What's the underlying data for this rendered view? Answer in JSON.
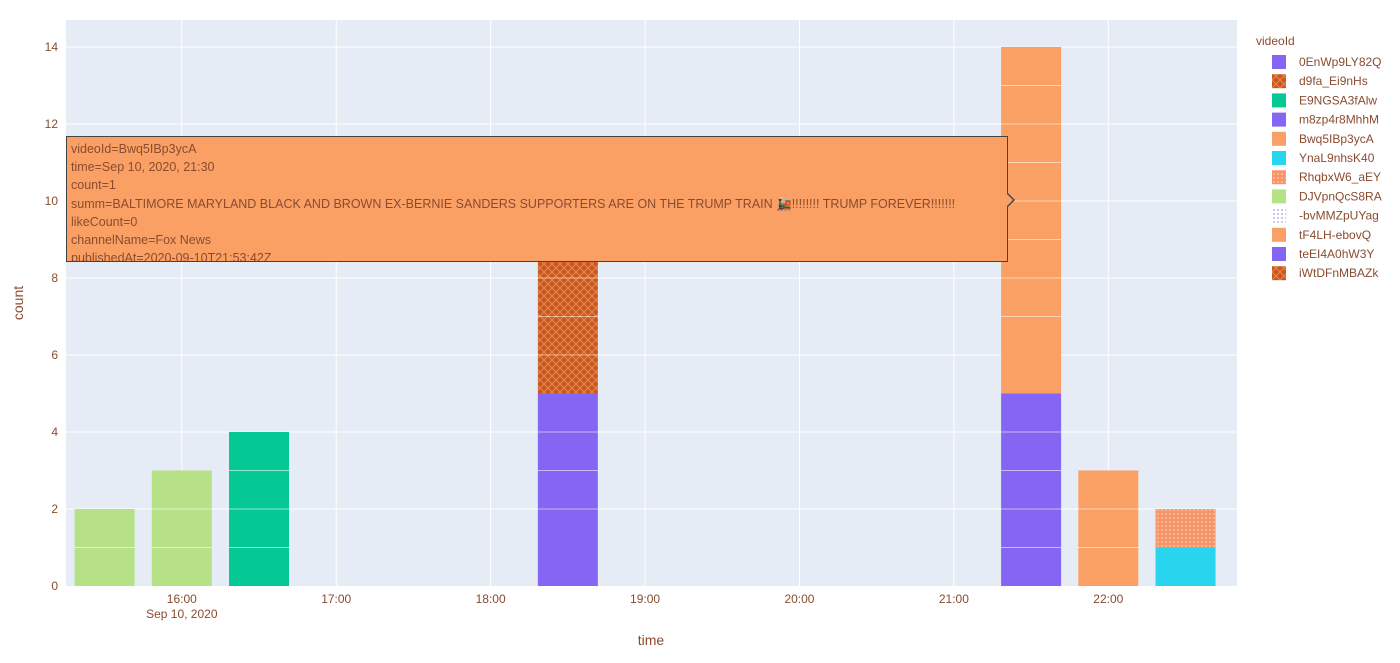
{
  "chart_data": {
    "type": "bar",
    "barmode": "stack",
    "xlabel": "time",
    "ylabel": "count",
    "ylim": [
      0,
      14.7
    ],
    "xlim": [
      "2020-09-10 15:15",
      "2020-09-10 22:50"
    ],
    "x_ticks": [
      {
        "t": "2020-09-10 16:00",
        "label": "16:00",
        "sublabel": "Sep 10, 2020"
      },
      {
        "t": "2020-09-10 17:00",
        "label": "17:00",
        "sublabel": ""
      },
      {
        "t": "2020-09-10 18:00",
        "label": "18:00",
        "sublabel": ""
      },
      {
        "t": "2020-09-10 19:00",
        "label": "19:00",
        "sublabel": ""
      },
      {
        "t": "2020-09-10 20:00",
        "label": "20:00",
        "sublabel": ""
      },
      {
        "t": "2020-09-10 21:00",
        "label": "21:00",
        "sublabel": ""
      },
      {
        "t": "2020-09-10 22:00",
        "label": "22:00",
        "sublabel": ""
      }
    ],
    "y_ticks": [
      0,
      2,
      4,
      6,
      8,
      10,
      12,
      14
    ],
    "grid": true,
    "legend_title": "videoId",
    "legend_position": "right",
    "series": [
      {
        "name": "0EnWp9LY82Q",
        "color": "#8465f4",
        "pattern": "solid",
        "points": [
          {
            "t": "2020-09-10 18:30",
            "count": 1
          }
        ]
      },
      {
        "name": "d9fa_Ei9nHs",
        "color": "#c8581e",
        "pattern": "crosshatch",
        "points": []
      },
      {
        "name": "E9NGSA3fAlw",
        "color": "#05c994",
        "pattern": "solid",
        "points": [
          {
            "t": "2020-09-10 16:30",
            "count": 4
          }
        ]
      },
      {
        "name": "m8zp4r8MhhM",
        "color": "#8465f4",
        "pattern": "solid",
        "points": [
          {
            "t": "2020-09-10 18:30",
            "count": 4
          }
        ]
      },
      {
        "name": "Bwq5IBp3ycA",
        "color": "#fba064",
        "pattern": "solid",
        "points": []
      },
      {
        "name": "YnaL9nhsK40",
        "color": "#27d5ef",
        "pattern": "solid",
        "points": [
          {
            "t": "2020-09-10 22:30",
            "count": 1
          }
        ]
      },
      {
        "name": "RhqbxW6_aEY",
        "color": "#f7956a",
        "pattern": "dots",
        "points": [
          {
            "t": "2020-09-10 22:30",
            "count": 1
          }
        ]
      },
      {
        "name": "DJVpnQcS8RA",
        "color": "#b7e187",
        "pattern": "solid",
        "points": [
          {
            "t": "2020-09-10 15:30",
            "count": 2
          },
          {
            "t": "2020-09-10 16:00",
            "count": 3
          }
        ]
      },
      {
        "name": "-bvMMZpUYag",
        "color": "#c2b8f6",
        "pattern": "dots",
        "points": []
      },
      {
        "name": "tF4LH-ebovQ",
        "color": "#fba064",
        "pattern": "solid",
        "points": []
      },
      {
        "name": "teEI4A0hW3Y",
        "color": "#8465f4",
        "pattern": "solid",
        "points": [
          {
            "t": "2020-09-10 21:30",
            "count": 5
          }
        ]
      },
      {
        "name": "iWtDFnMBAZk",
        "color": "#c8581e",
        "pattern": "crosshatch",
        "points": [
          {
            "t": "2020-09-10 18:30",
            "count": 5
          }
        ]
      }
    ],
    "extra_bars": [
      {
        "t": "2020-09-10 21:30",
        "base": 5,
        "count": 9,
        "color": "#fba064",
        "pattern": "solid",
        "segments": [
          7,
          8,
          9,
          10,
          11,
          12,
          13
        ]
      },
      {
        "t": "2020-09-10 22:00",
        "base": 0,
        "count": 3,
        "color": "#fba064",
        "pattern": "solid",
        "segments": [
          1,
          2
        ]
      },
      {
        "t": "2020-09-10 18:30",
        "base": 10,
        "count": 0.5,
        "color": "#c8581e",
        "pattern": "crosshatch",
        "segments": []
      }
    ]
  },
  "tooltip": {
    "lines": [
      "videoId=Bwq5IBp3ycA",
      "time=Sep 10, 2020, 21:30",
      "count=1",
      "summ=BALTIMORE MARYLAND BLACK AND BROWN EX-BERNIE SANDERS SUPPORTERS ARE ON THE TRUMP TRAIN 🚂!!!!!!!! TRUMP FOREVER!!!!!!!",
      "likeCount=0",
      "channelName=Fox News",
      "publishedAt=2020-09-10T21:53:42Z"
    ]
  }
}
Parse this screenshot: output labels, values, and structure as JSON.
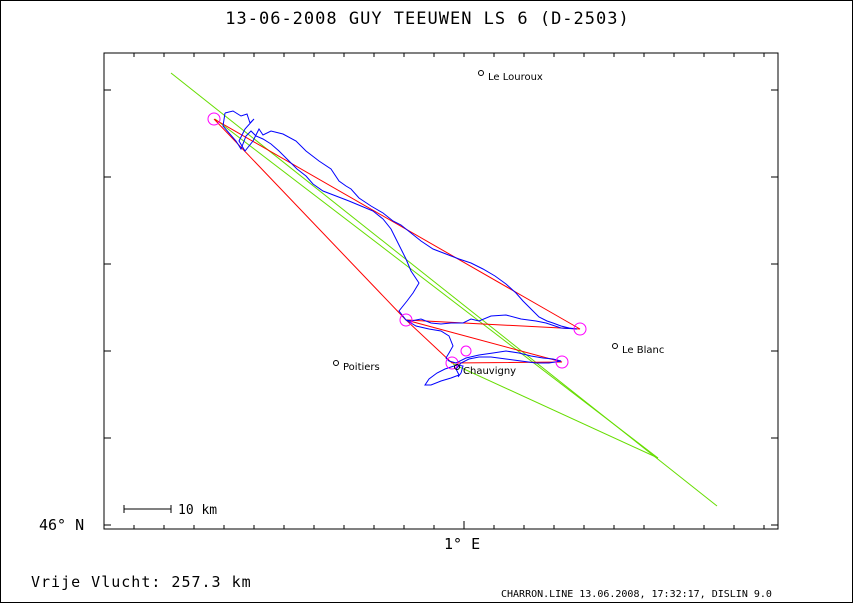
{
  "title": "13-06-2008    GUY TEEUWEN    LS 6 (D-2503)",
  "axes": {
    "lat_label": "46° N",
    "lon_label": "1° E"
  },
  "scale_bar": {
    "label": "10 km"
  },
  "summary": "Vrije Vlucht:  257.3 km",
  "footer": "CHARRON.LINE 13.06.2008, 17:32:17, DISLIN 9.0",
  "towns": [
    {
      "name": "Le Louroux"
    },
    {
      "name": "Le Blanc"
    },
    {
      "name": "Poitiers"
    },
    {
      "name": "Chauvigny"
    }
  ],
  "colors": {
    "track": "#0000ff",
    "task": "#ff0000",
    "sector": "#66dd00",
    "turnpoint": "#ff00ff",
    "frame": "#000000"
  }
}
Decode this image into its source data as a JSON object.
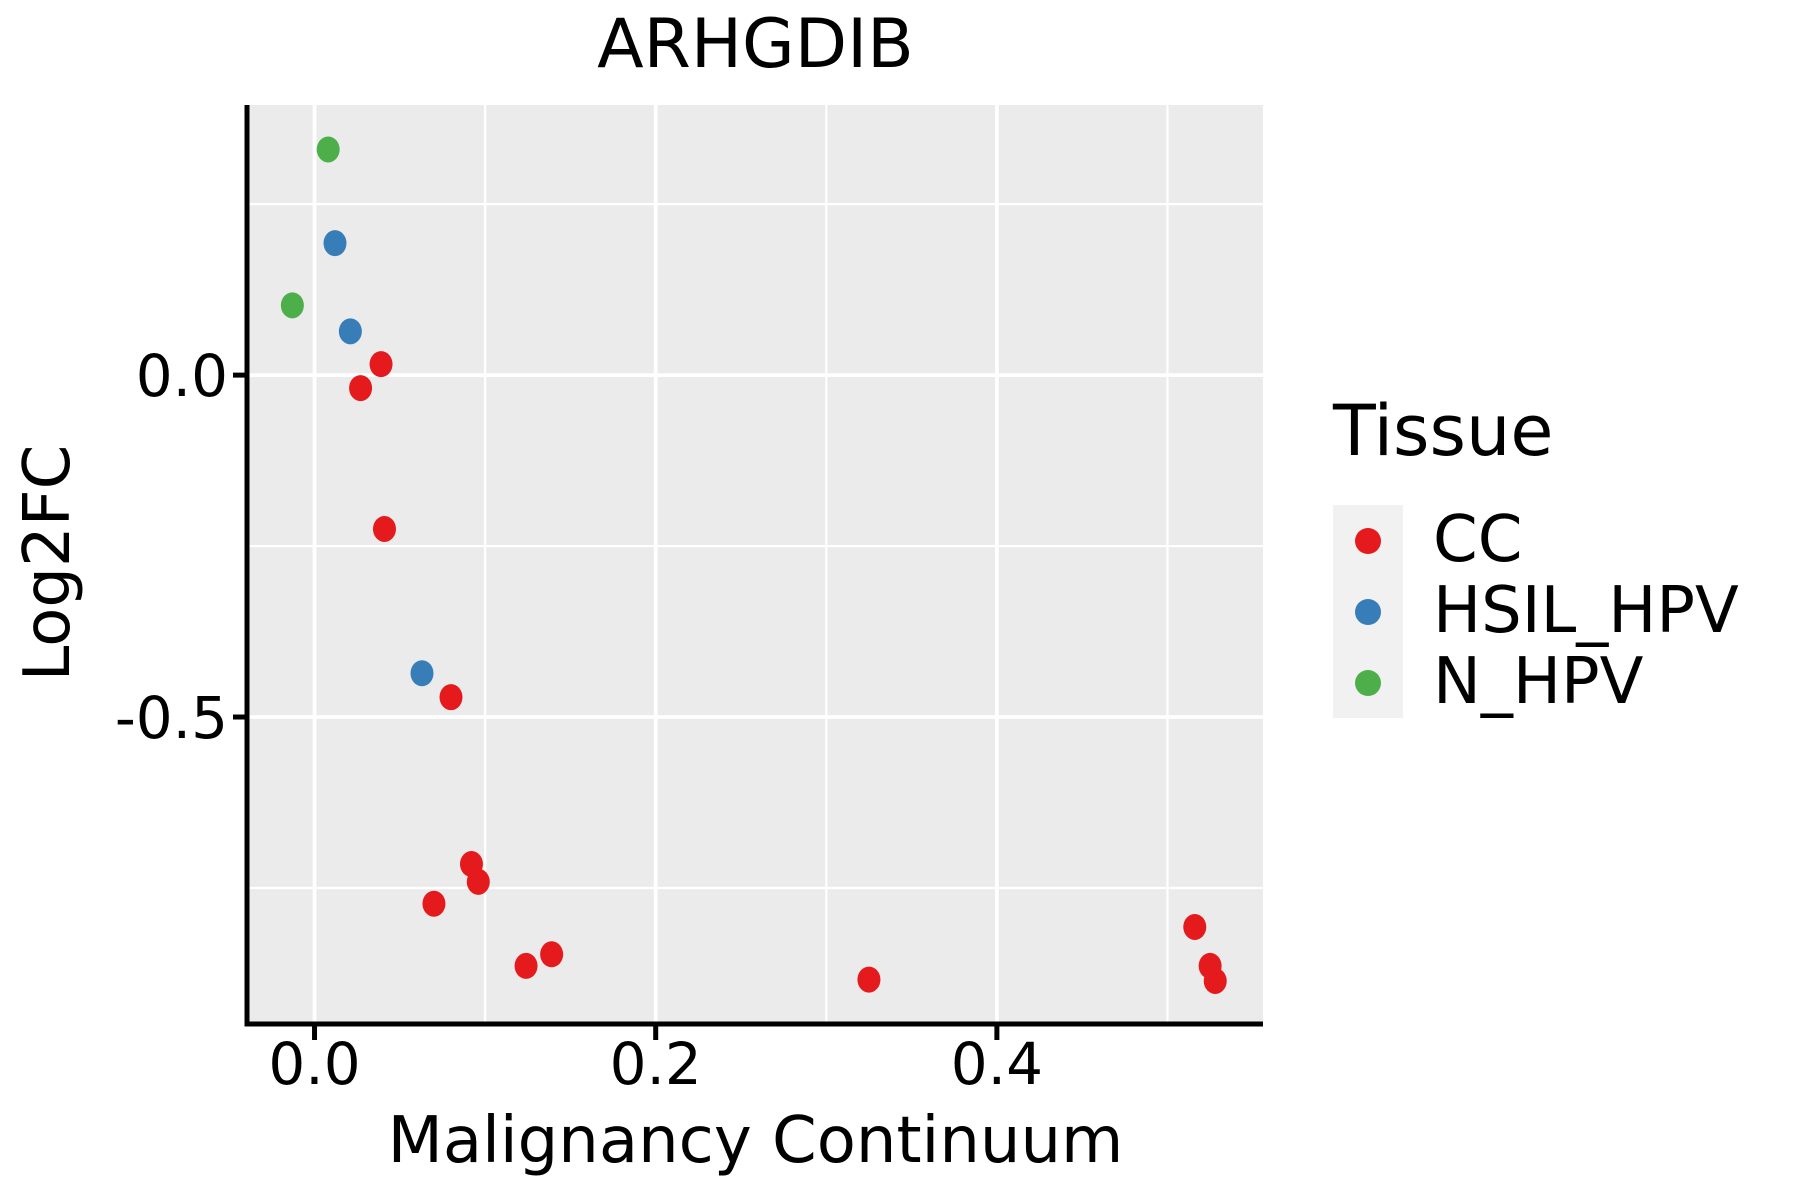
{
  "title": "ARHGDIB",
  "axes": {
    "x_label": "Malignancy Continuum",
    "y_label": "Log2FC"
  },
  "legend": {
    "title": "Tissue",
    "position": "right",
    "items": [
      {
        "label": "CC",
        "color": "#E41A1C"
      },
      {
        "label": "HSIL_HPV",
        "color": "#377EB8"
      },
      {
        "label": "N_HPV",
        "color": "#4DAF4A"
      }
    ]
  },
  "chart_data": {
    "type": "scatter",
    "title": "ARHGDIB",
    "xlabel": "Malignancy Continuum",
    "ylabel": "Log2FC",
    "xlim": [
      -0.039,
      0.556
    ],
    "ylim": [
      -0.946,
      0.395
    ],
    "grid": true,
    "panel_bg": "#EBEBEB",
    "grid_color": "#FFFFFF",
    "x_major_ticks": [
      0.0,
      0.2,
      0.4
    ],
    "x_tick_labels": [
      "0.0",
      "0.2",
      "0.4"
    ],
    "x_minor_gridlines": [
      0.1,
      0.3,
      0.5
    ],
    "y_major_ticks": [
      0.0,
      -0.5
    ],
    "y_tick_labels": [
      "0.0",
      "-0.5"
    ],
    "y_minor_gridlines": [
      0.25,
      -0.25,
      -0.75
    ],
    "series": [
      {
        "name": "CC",
        "color": "#E41A1C",
        "points": [
          [
            0.039,
            0.016
          ],
          [
            0.027,
            -0.019
          ],
          [
            0.041,
            -0.225
          ],
          [
            0.08,
            -0.471
          ],
          [
            0.07,
            -0.773
          ],
          [
            0.092,
            -0.715
          ],
          [
            0.096,
            -0.741
          ],
          [
            0.124,
            -0.864
          ],
          [
            0.139,
            -0.847
          ],
          [
            0.325,
            -0.884
          ],
          [
            0.516,
            -0.807
          ],
          [
            0.525,
            -0.864
          ],
          [
            0.528,
            -0.886
          ]
        ]
      },
      {
        "name": "HSIL_HPV",
        "color": "#377EB8",
        "points": [
          [
            0.012,
            0.193
          ],
          [
            0.021,
            0.064
          ],
          [
            0.063,
            -0.436
          ]
        ]
      },
      {
        "name": "N_HPV",
        "color": "#4DAF4A",
        "points": [
          [
            0.008,
            0.33
          ],
          [
            -0.013,
            0.102
          ]
        ]
      }
    ]
  }
}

Instructions to follow |
Among the entries above, identify all lines with "right" and copy them.

Answer |
    "legend_position": "right",
    "position": "right",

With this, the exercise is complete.